### What is required
All of the listing below must be repeated word for word. Pictures are the only thing to omit.

(Records about charts and figures)
====================
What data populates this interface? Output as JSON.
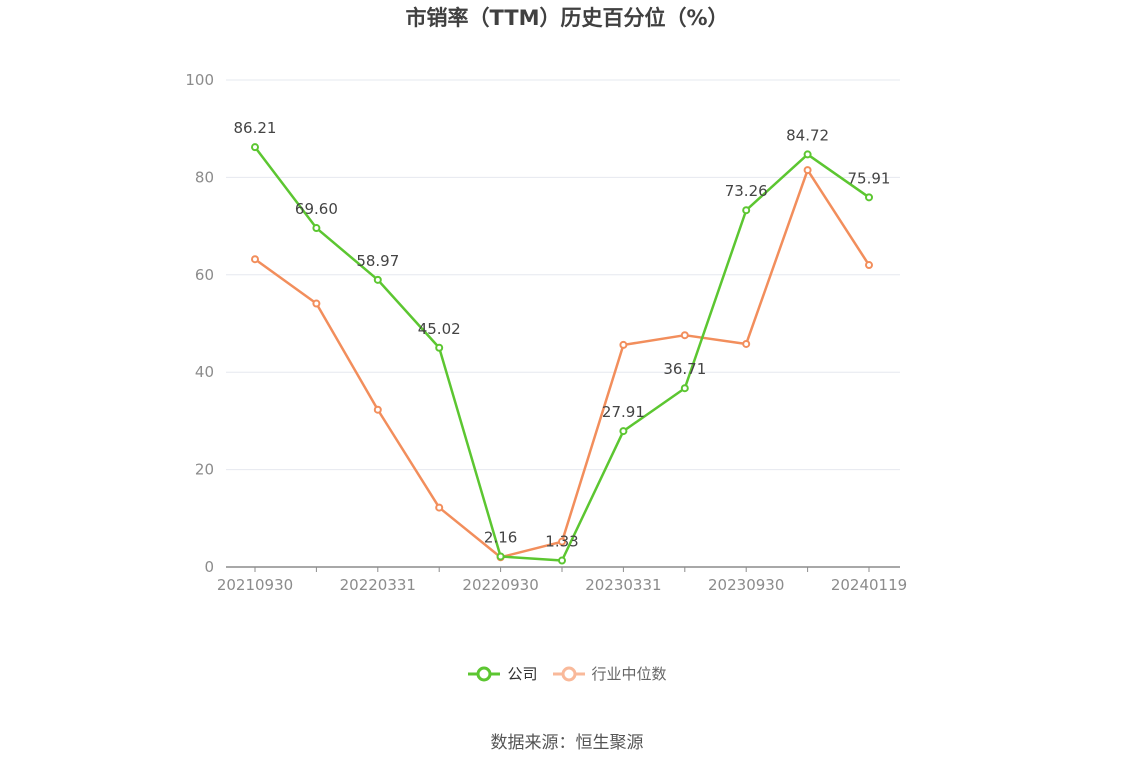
{
  "chart_data": {
    "type": "line",
    "title": "市销率（TTM）历史百分位（%）",
    "x": [
      "20210930",
      "",
      "20220331",
      "",
      "20220930",
      "",
      "20230331",
      "",
      "20230930",
      "",
      "20240119"
    ],
    "tick_labels": [
      "20210930",
      "20220331",
      "20220930",
      "20230331",
      "20230930",
      "20240119"
    ],
    "y_ticks": [
      "0",
      "20",
      "40",
      "60",
      "80",
      "100"
    ],
    "ylim": [
      0,
      100
    ],
    "grid": true,
    "legend_position": "bottom",
    "series": [
      {
        "name": "公司",
        "color": "#5cc631",
        "values": [
          86.21,
          69.6,
          58.97,
          45.02,
          2.16,
          1.33,
          27.91,
          36.71,
          73.26,
          84.72,
          75.91
        ],
        "labels": [
          "86.21",
          "69.60",
          "58.97",
          "45.02",
          "2.16",
          "1.33",
          "27.91",
          "36.71",
          "73.26",
          "84.72",
          "75.91"
        ]
      },
      {
        "name": "行业中位数",
        "color": "#f28e5c",
        "values": [
          63.2,
          54.1,
          32.3,
          12.2,
          2.0,
          5.2,
          45.6,
          47.6,
          45.8,
          81.5,
          62.0
        ]
      }
    ]
  },
  "legend": {
    "company": "公司",
    "industry": "行业中位数"
  },
  "source": "数据来源：恒生聚源"
}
====================
### Task response
What data populates this interface? Output as JSON.
{
  "chart_data": {
    "type": "line",
    "title": "市销率（TTM）历史百分位（%）",
    "x": [
      "20210930",
      "",
      "20220331",
      "",
      "20220930",
      "",
      "20230331",
      "",
      "20230930",
      "",
      "20240119"
    ],
    "tick_labels": [
      "20210930",
      "20220331",
      "20220930",
      "20230331",
      "20230930",
      "20240119"
    ],
    "y_ticks": [
      "0",
      "20",
      "40",
      "60",
      "80",
      "100"
    ],
    "ylim": [
      0,
      100
    ],
    "grid": true,
    "legend_position": "bottom",
    "series": [
      {
        "name": "公司",
        "color": "#5cc631",
        "values": [
          86.21,
          69.6,
          58.97,
          45.02,
          2.16,
          1.33,
          27.91,
          36.71,
          73.26,
          84.72,
          75.91
        ],
        "labels": [
          "86.21",
          "69.60",
          "58.97",
          "45.02",
          "2.16",
          "1.33",
          "27.91",
          "36.71",
          "73.26",
          "84.72",
          "75.91"
        ]
      },
      {
        "name": "行业中位数",
        "color": "#f28e5c",
        "values": [
          63.2,
          54.1,
          32.3,
          12.2,
          2.0,
          5.2,
          45.6,
          47.6,
          45.8,
          81.5,
          62.0
        ]
      }
    ]
  },
  "legend": {
    "company": "公司",
    "industry": "行业中位数"
  },
  "source": "数据来源：恒生聚源"
}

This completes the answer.